What is being asked => Output the entries below exactly as written, omitting pictures.

'''

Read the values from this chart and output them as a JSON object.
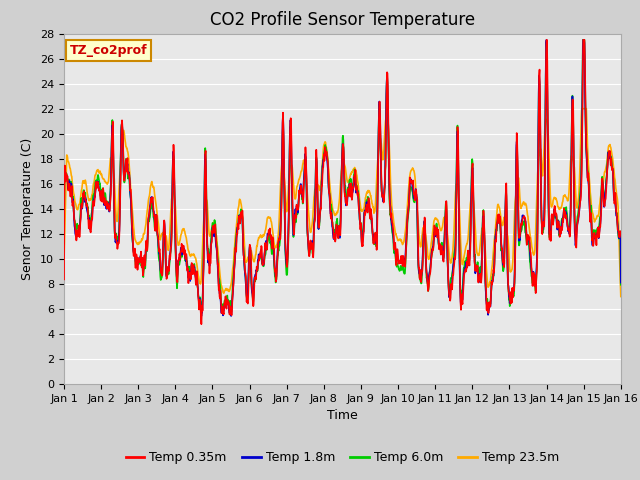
{
  "title": "CO2 Profile Sensor Temperature",
  "xlabel": "Time",
  "ylabel": "Senor Temperature (C)",
  "ylim": [
    0,
    28
  ],
  "yticks": [
    0,
    2,
    4,
    6,
    8,
    10,
    12,
    14,
    16,
    18,
    20,
    22,
    24,
    26,
    28
  ],
  "xtick_labels": [
    "Jan 1",
    "Jan 2",
    "Jan 3",
    "Jan 4",
    "Jan 5",
    "Jan 6",
    "Jan 7",
    "Jan 8",
    "Jan 9",
    "Jan 10",
    "Jan 11",
    "Jan 12",
    "Jan 13",
    "Jan 14",
    "Jan 15",
    "Jan 16"
  ],
  "series_names": [
    "Temp 0.35m",
    "Temp 1.8m",
    "Temp 6.0m",
    "Temp 23.5m"
  ],
  "series_colors": [
    "#ff0000",
    "#0000cc",
    "#00cc00",
    "#ffaa00"
  ],
  "series_lw": [
    1.2,
    1.2,
    1.2,
    1.2
  ],
  "annotation_text": "TZ_co2prof",
  "annotation_bg": "#ffffcc",
  "annotation_border": "#cc8800",
  "fig_bg": "#d0d0d0",
  "plot_bg": "#e8e8e8",
  "grid_color": "#ffffff",
  "title_fontsize": 12,
  "label_fontsize": 9,
  "tick_fontsize": 8
}
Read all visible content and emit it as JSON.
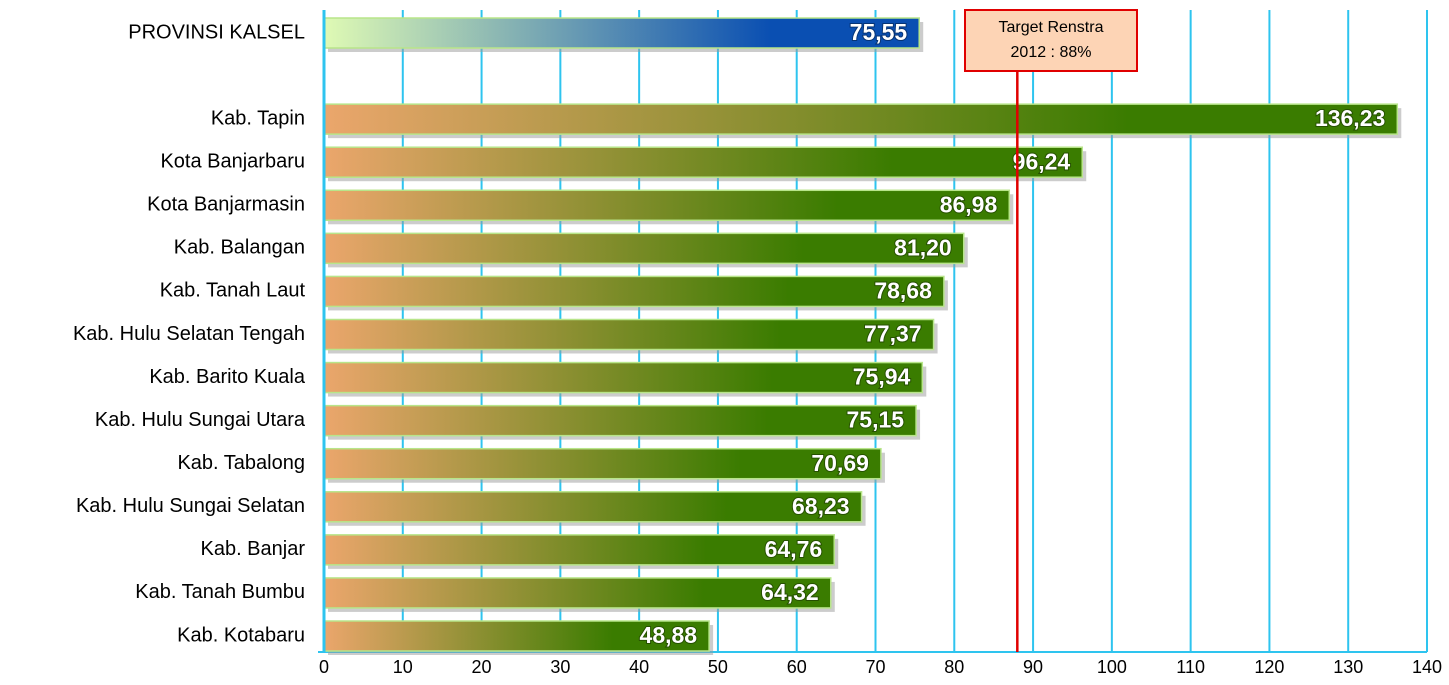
{
  "chart_data": {
    "type": "barh",
    "categories": [
      "PROVINSI KALSEL",
      null,
      "Kab. Tapin",
      "Kota Banjarbaru",
      "Kota Banjarmasin",
      "Kab. Balangan",
      "Kab. Tanah Laut",
      "Kab. Hulu Selatan Tengah",
      "Kab. Barito Kuala",
      "Kab. Hulu Sungai Utara",
      "Kab. Tabalong",
      "Kab. Hulu Sungai Selatan",
      "Kab. Banjar",
      "Kab. Tanah Bumbu",
      "Kab. Kotabaru"
    ],
    "values": [
      75.55,
      null,
      136.23,
      96.24,
      86.98,
      81.2,
      78.68,
      77.37,
      75.94,
      75.15,
      70.69,
      68.23,
      64.76,
      64.32,
      48.88
    ],
    "value_labels": [
      "75,55",
      null,
      "136,23",
      "96,24",
      "86,98",
      "81,20",
      "78,68",
      "77,37",
      "75,94",
      "75,15",
      "70,69",
      "68,23",
      "64,76",
      "64,32",
      "48,88"
    ],
    "color": [
      "#eba66c",
      "#3a7c00"
    ],
    "highlight_color": [
      "#dffab4",
      "#0a4fb2"
    ],
    "highlight_index": 0,
    "grid_color": "#2ec4ef",
    "xlim": [
      0,
      140
    ],
    "xticks": [
      0,
      10,
      20,
      30,
      40,
      50,
      60,
      70,
      80,
      90,
      100,
      110,
      120,
      130,
      140
    ],
    "grid": true,
    "annotation": {
      "text": [
        "Target Renstra",
        "2012 : 88%"
      ],
      "value": 88,
      "color": "#e00000"
    }
  }
}
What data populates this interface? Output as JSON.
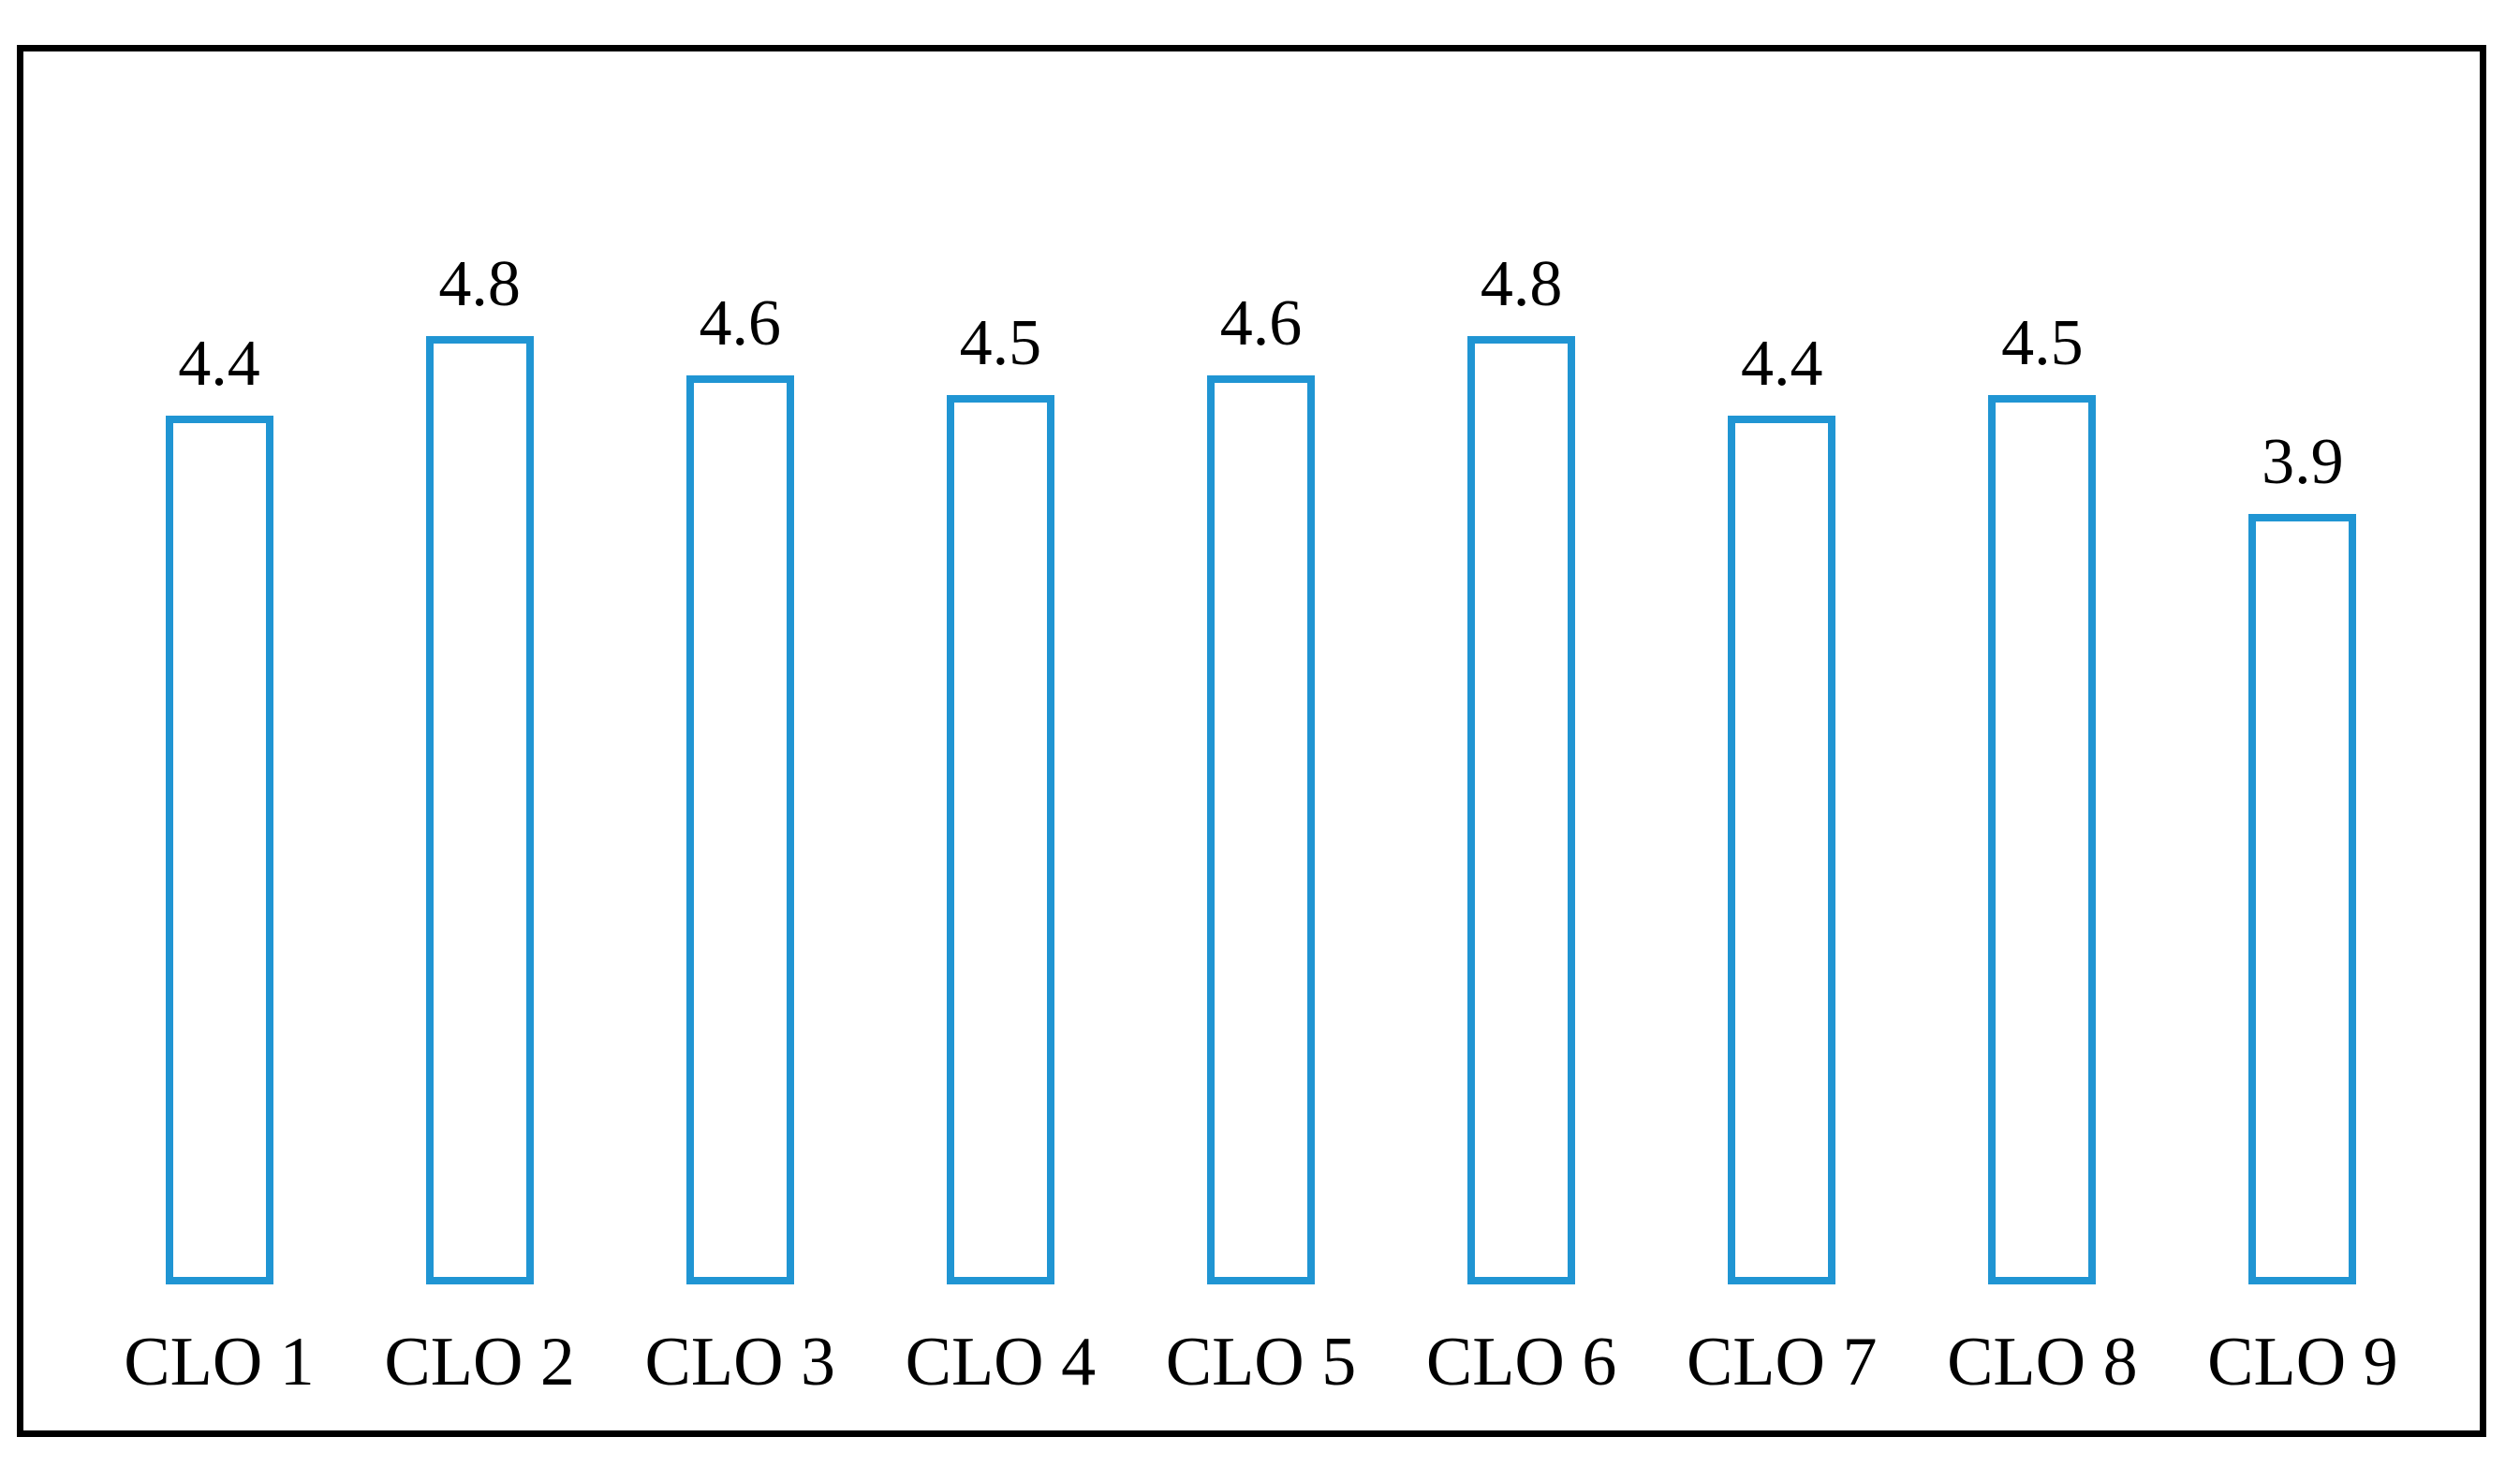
{
  "chart_data": {
    "type": "bar",
    "title": "",
    "xlabel": "",
    "ylabel": "",
    "categories": [
      "CLO 1",
      "CLO 2",
      "CLO 3",
      "CLO 4",
      "CLO 5",
      "CLO 6",
      "CLO 7",
      "CLO 8",
      "CLO 9"
    ],
    "values": [
      4.4,
      4.8,
      4.6,
      4.5,
      4.6,
      4.8,
      4.4,
      4.5,
      3.9
    ],
    "data_labels": [
      "4.4",
      "4.8",
      "4.6",
      "4.5",
      "4.6",
      "4.8",
      "4.4",
      "4.5",
      "3.9"
    ],
    "ylim": [
      0,
      6.3
    ],
    "grid": false,
    "legend_position": "none",
    "axes_visible": false,
    "bar_fill": "none",
    "bar_outline_color": "#2095D3",
    "frame_border_color": "#000000",
    "label_color": "#000000"
  }
}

'''

Output for this task =>
Read the values from this chart and output them as a JSON object.
{
  "title": "CO2 Profile Sensor Temperature",
  "xlabel": "Time",
  "ylabel": "Senor Temperature (C)",
  "ylim": [
    0,
    28
  ],
  "yticks": [
    0,
    2,
    4,
    6,
    8,
    10,
    12,
    14,
    16,
    18,
    20,
    22,
    24,
    26,
    28
  ],
  "xtick_labels": [
    "Jan 1",
    "Jan 2",
    "Jan 3",
    "Jan 4",
    "Jan 5",
    "Jan 6",
    "Jan 7",
    "Jan 8",
    "Jan 9",
    "Jan 10",
    "Jan 11",
    "Jan 12",
    "Jan 13",
    "Jan 14",
    "Jan 15",
    "Jan 16"
  ],
  "series_names": [
    "Temp 0.35m",
    "Temp 1.8m",
    "Temp 6.0m",
    "Temp 23.5m"
  ],
  "series_colors": [
    "#ff0000",
    "#0000cc",
    "#00cc00",
    "#ffaa00"
  ],
  "series_lw": [
    1.2,
    1.2,
    1.2,
    1.2
  ],
  "annotation_text": "TZ_co2prof",
  "annotation_bg": "#ffffcc",
  "annotation_border": "#cc8800",
  "fig_bg": "#d0d0d0",
  "plot_bg": "#e8e8e8",
  "grid_color": "#ffffff",
  "title_fontsize": 12,
  "label_fontsize": 9,
  "tick_fontsize": 8
}
Read all visible content and emit it as JSON.
{
  "chart_data": {
    "type": "barh",
    "categories": [
      "PROVINSI KALSEL",
      null,
      "Kab. Tapin",
      "Kota Banjarbaru",
      "Kota Banjarmasin",
      "Kab. Balangan",
      "Kab. Tanah Laut",
      "Kab. Hulu Selatan Tengah",
      "Kab. Barito Kuala",
      "Kab. Hulu Sungai Utara",
      "Kab. Tabalong",
      "Kab. Hulu Sungai Selatan",
      "Kab. Banjar",
      "Kab. Tanah Bumbu",
      "Kab. Kotabaru"
    ],
    "values": [
      75.55,
      null,
      136.23,
      96.24,
      86.98,
      81.2,
      78.68,
      77.37,
      75.94,
      75.15,
      70.69,
      68.23,
      64.76,
      64.32,
      48.88
    ],
    "value_labels": [
      "75,55",
      null,
      "136,23",
      "96,24",
      "86,98",
      "81,20",
      "78,68",
      "77,37",
      "75,94",
      "75,15",
      "70,69",
      "68,23",
      "64,76",
      "64,32",
      "48,88"
    ],
    "color": [
      "#eba66c",
      "#3a7c00"
    ],
    "highlight_color": [
      "#dffab4",
      "#0a4fb2"
    ],
    "highlight_index": 0,
    "grid_color": "#2ec4ef",
    "xlim": [
      0,
      140
    ],
    "xticks": [
      0,
      10,
      20,
      30,
      40,
      50,
      60,
      70,
      80,
      90,
      100,
      110,
      120,
      130,
      140
    ],
    "grid": true,
    "annotation": {
      "text": [
        "Target Renstra",
        "2012 : 88%"
      ],
      "value": 88,
      "color": "#e00000"
    }
  }
}
What data populates this interface? Output as JSON.
{
  "chart_data": {
    "type": "bar",
    "title": "",
    "xlabel": "",
    "ylabel": "",
    "categories": [
      "CLO 1",
      "CLO 2",
      "CLO 3",
      "CLO 4",
      "CLO 5",
      "CLO 6",
      "CLO 7",
      "CLO 8",
      "CLO 9"
    ],
    "values": [
      4.4,
      4.8,
      4.6,
      4.5,
      4.6,
      4.8,
      4.4,
      4.5,
      3.9
    ],
    "data_labels": [
      "4.4",
      "4.8",
      "4.6",
      "4.5",
      "4.6",
      "4.8",
      "4.4",
      "4.5",
      "3.9"
    ],
    "ylim": [
      0,
      6.3
    ],
    "grid": false,
    "legend_position": "none",
    "axes_visible": false,
    "bar_fill": "none",
    "bar_outline_color": "#2095D3",
    "frame_border_color": "#000000",
    "label_color": "#000000"
  }
}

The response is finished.